- AIM -
Lay out every line of the records below as a numbered list, leaving out any blank lines.
━━ SUPPLIED DATA
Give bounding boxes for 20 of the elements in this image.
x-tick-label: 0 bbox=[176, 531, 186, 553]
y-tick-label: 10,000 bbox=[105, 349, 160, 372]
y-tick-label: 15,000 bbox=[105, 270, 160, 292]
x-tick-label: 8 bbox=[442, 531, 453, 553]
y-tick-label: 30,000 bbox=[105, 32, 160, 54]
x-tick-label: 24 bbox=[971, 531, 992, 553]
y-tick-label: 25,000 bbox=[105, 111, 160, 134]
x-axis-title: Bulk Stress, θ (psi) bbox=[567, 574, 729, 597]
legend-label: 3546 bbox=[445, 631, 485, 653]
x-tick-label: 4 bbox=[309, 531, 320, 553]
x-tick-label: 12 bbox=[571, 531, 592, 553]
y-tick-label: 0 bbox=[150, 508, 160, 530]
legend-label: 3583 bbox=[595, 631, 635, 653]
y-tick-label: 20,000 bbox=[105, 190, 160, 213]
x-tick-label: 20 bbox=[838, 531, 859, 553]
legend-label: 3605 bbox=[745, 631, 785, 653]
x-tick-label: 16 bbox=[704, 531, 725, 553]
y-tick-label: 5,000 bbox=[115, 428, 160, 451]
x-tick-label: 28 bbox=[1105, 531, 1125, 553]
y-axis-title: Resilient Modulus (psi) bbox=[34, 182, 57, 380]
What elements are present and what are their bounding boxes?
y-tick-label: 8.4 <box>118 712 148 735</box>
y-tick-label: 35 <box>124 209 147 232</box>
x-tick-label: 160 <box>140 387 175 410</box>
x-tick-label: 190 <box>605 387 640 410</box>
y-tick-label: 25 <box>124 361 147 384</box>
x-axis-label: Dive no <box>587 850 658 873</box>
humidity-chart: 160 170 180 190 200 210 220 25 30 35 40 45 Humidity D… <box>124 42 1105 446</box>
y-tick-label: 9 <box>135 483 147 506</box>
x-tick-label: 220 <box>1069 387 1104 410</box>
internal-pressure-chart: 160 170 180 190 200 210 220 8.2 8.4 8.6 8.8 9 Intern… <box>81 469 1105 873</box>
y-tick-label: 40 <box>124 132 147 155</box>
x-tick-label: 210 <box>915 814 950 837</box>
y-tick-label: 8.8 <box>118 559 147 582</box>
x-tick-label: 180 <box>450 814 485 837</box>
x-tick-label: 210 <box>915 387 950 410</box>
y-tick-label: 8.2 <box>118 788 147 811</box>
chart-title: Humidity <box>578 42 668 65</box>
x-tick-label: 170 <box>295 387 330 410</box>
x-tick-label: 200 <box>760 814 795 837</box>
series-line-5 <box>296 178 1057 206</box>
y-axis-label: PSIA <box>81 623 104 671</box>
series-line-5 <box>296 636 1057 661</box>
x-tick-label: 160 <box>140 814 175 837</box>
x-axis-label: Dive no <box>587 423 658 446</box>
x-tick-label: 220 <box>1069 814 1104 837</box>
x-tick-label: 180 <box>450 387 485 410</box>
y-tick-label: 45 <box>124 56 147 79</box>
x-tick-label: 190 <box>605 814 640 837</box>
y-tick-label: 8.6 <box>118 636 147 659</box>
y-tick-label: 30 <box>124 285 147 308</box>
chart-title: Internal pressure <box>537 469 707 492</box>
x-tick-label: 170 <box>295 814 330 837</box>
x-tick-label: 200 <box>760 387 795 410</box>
━━━━
- SOLUTION FOR THIS PROBLEM -
1. Give bounding boxes for 20 of the elements in this image.
2. x-tick-label: 0 bbox=[176, 531, 186, 553]
3. y-tick-label: 10,000 bbox=[105, 349, 160, 372]
4. y-tick-label: 15,000 bbox=[105, 270, 160, 292]
5. x-tick-label: 8 bbox=[442, 531, 453, 553]
6. y-tick-label: 30,000 bbox=[105, 32, 160, 54]
7. x-tick-label: 24 bbox=[971, 531, 992, 553]
8. y-tick-label: 25,000 bbox=[105, 111, 160, 134]
9. x-axis-title: Bulk Stress, θ (psi) bbox=[567, 574, 729, 597]
10. legend-label: 3546 bbox=[445, 631, 485, 653]
11. x-tick-label: 4 bbox=[309, 531, 320, 553]
12. x-tick-label: 12 bbox=[571, 531, 592, 553]
13. y-tick-label: 0 bbox=[150, 508, 160, 530]
14. legend-label: 3583 bbox=[595, 631, 635, 653]
15. y-tick-label: 20,000 bbox=[105, 190, 160, 213]
16. x-tick-label: 20 bbox=[838, 531, 859, 553]
17. legend-label: 3605 bbox=[745, 631, 785, 653]
18. x-tick-label: 16 bbox=[704, 531, 725, 553]
19. y-tick-label: 5,000 bbox=[115, 428, 160, 451]
20. x-tick-label: 28 bbox=[1105, 531, 1125, 553]
21. y-axis-title: Resilient Modulus (psi) bbox=[34, 182, 57, 380]
22. What elements are present and what are their bounding boxes?
23. y-tick-label: 8.4 <box>118 712 148 735</box>
24. y-tick-label: 35 <box>124 209 147 232</box>
25. x-tick-label: 160 <box>140 387 175 410</box>
26. x-tick-label: 190 <box>605 387 640 410</box>
27. y-tick-label: 25 <box>124 361 147 384</box>
28. x-axis-label: Dive no <box>587 850 658 873</box>
29. humidity-chart: 160 170 180 190 200 210 220 25 30 35 40 45 Humidity D… <box>124 42 1105 446</box>
30. y-tick-label: 9 <box>135 483 147 506</box>
31. x-tick-label: 220 <box>1069 387 1104 410</box>
32. internal-pressure-chart: 160 170 180 190 200 210 220 8.2 8.4 8.6 8.8 9 Intern… <box>81 469 1105 873</box>
33. y-tick-label: 40 <box>124 132 147 155</box>
34. x-tick-label: 210 <box>915 814 950 837</box>
35. y-tick-label: 8.8 <box>118 559 147 582</box>
36. x-tick-label: 180 <box>450 814 485 837</box>
37. x-tick-label: 210 <box>915 387 950 410</box>
38. y-tick-label: 8.2 <box>118 788 147 811</box>
39. chart-title: Humidity <box>578 42 668 65</box>
40. x-tick-label: 170 <box>295 387 330 410</box>
41. x-tick-label: 200 <box>760 814 795 837</box>
42. series-line-5 <box>296 178 1057 206</box>
43. y-axis-label: PSIA <box>81 623 104 671</box>
44. series-line-5 <box>296 636 1057 661</box>
45. x-tick-label: 160 <box>140 814 175 837</box>
46. x-axis-label: Dive no <box>587 423 658 446</box>
47. x-tick-label: 220 <box>1069 814 1104 837</box>
48. x-tick-label: 180 <box>450 387 485 410</box>
49. y-tick-label: 45 <box>124 56 147 79</box>
50. x-tick-label: 190 <box>605 814 640 837</box>
51. y-tick-label: 8.6 <box>118 636 147 659</box>
52. y-tick-label: 30 <box>124 285 147 308</box>
53. chart-title: Internal pressure <box>537 469 707 492</box>
54. x-tick-label: 170 <box>295 814 330 837</box>
55. x-tick-label: 200 <box>760 387 795 410</box>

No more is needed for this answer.